* PROBLEM STATEMENT: Count every line where "лица" shows up, and give that number only.

* INPUT:
** BEGIN **

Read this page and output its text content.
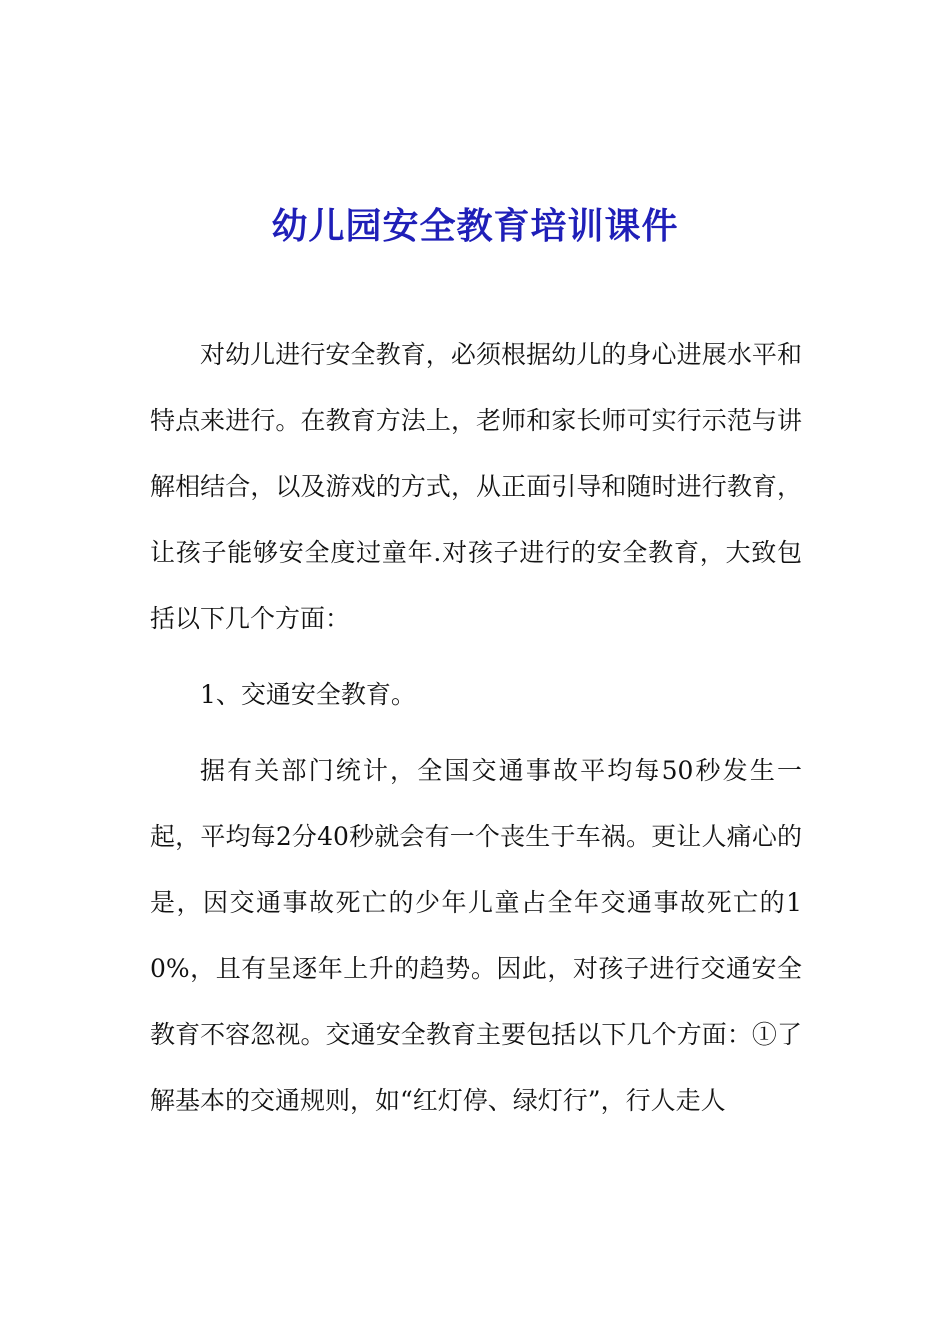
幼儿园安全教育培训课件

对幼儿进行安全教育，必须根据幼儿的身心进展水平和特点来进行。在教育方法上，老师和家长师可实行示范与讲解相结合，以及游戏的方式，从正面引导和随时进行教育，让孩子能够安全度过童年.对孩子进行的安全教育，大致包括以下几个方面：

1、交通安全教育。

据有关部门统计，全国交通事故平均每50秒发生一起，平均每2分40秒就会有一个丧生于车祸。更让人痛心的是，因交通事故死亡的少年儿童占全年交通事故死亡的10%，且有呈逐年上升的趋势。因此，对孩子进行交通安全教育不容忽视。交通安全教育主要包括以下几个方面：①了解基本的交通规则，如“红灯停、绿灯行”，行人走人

** END **
** BEGIN **

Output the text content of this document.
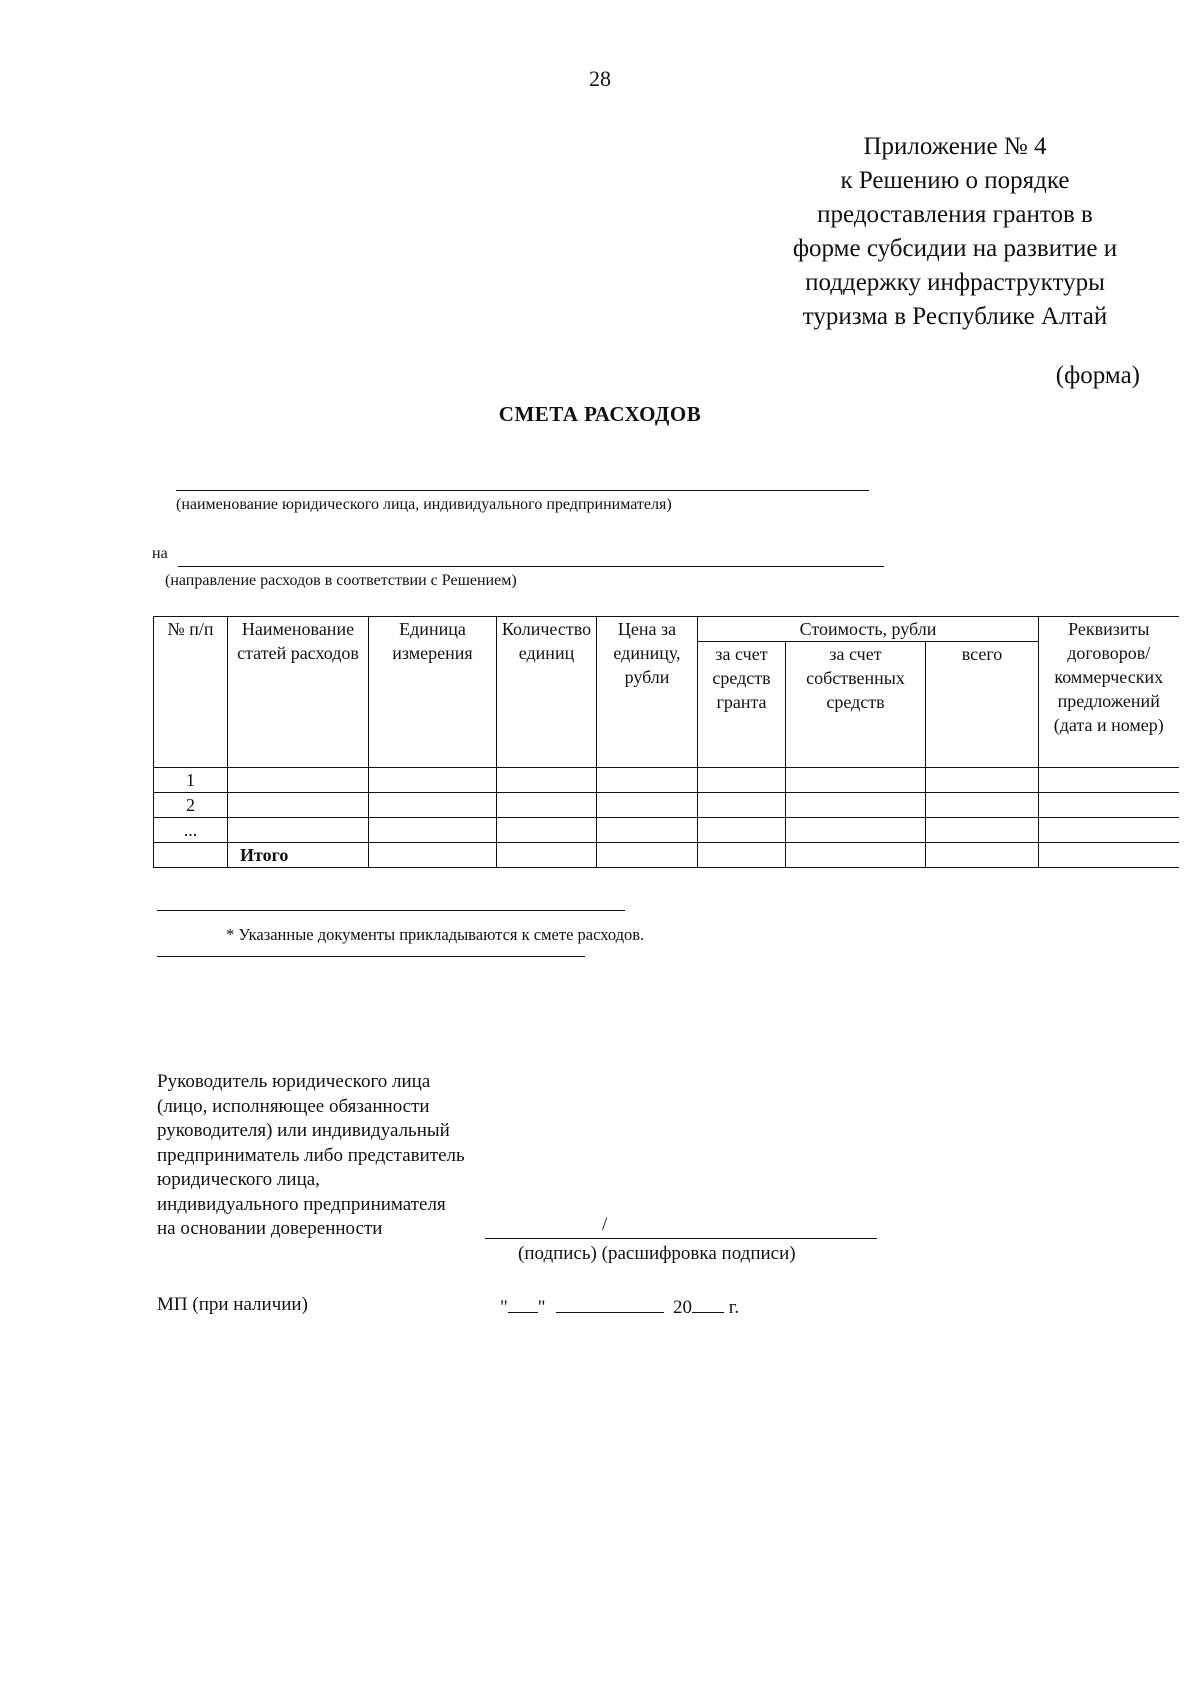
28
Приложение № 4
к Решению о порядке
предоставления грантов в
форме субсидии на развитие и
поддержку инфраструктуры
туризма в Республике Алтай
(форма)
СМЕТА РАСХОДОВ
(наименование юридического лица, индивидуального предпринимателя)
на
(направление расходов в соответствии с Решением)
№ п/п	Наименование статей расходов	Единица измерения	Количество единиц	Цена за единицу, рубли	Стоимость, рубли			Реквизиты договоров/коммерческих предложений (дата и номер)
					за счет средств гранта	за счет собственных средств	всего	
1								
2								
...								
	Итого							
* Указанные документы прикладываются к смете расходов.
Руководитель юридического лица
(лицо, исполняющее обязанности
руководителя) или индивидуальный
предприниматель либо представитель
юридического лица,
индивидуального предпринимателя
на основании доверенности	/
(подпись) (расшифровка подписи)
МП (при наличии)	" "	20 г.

** END **

* RESPONSE FOR THIS EXERCISE: 3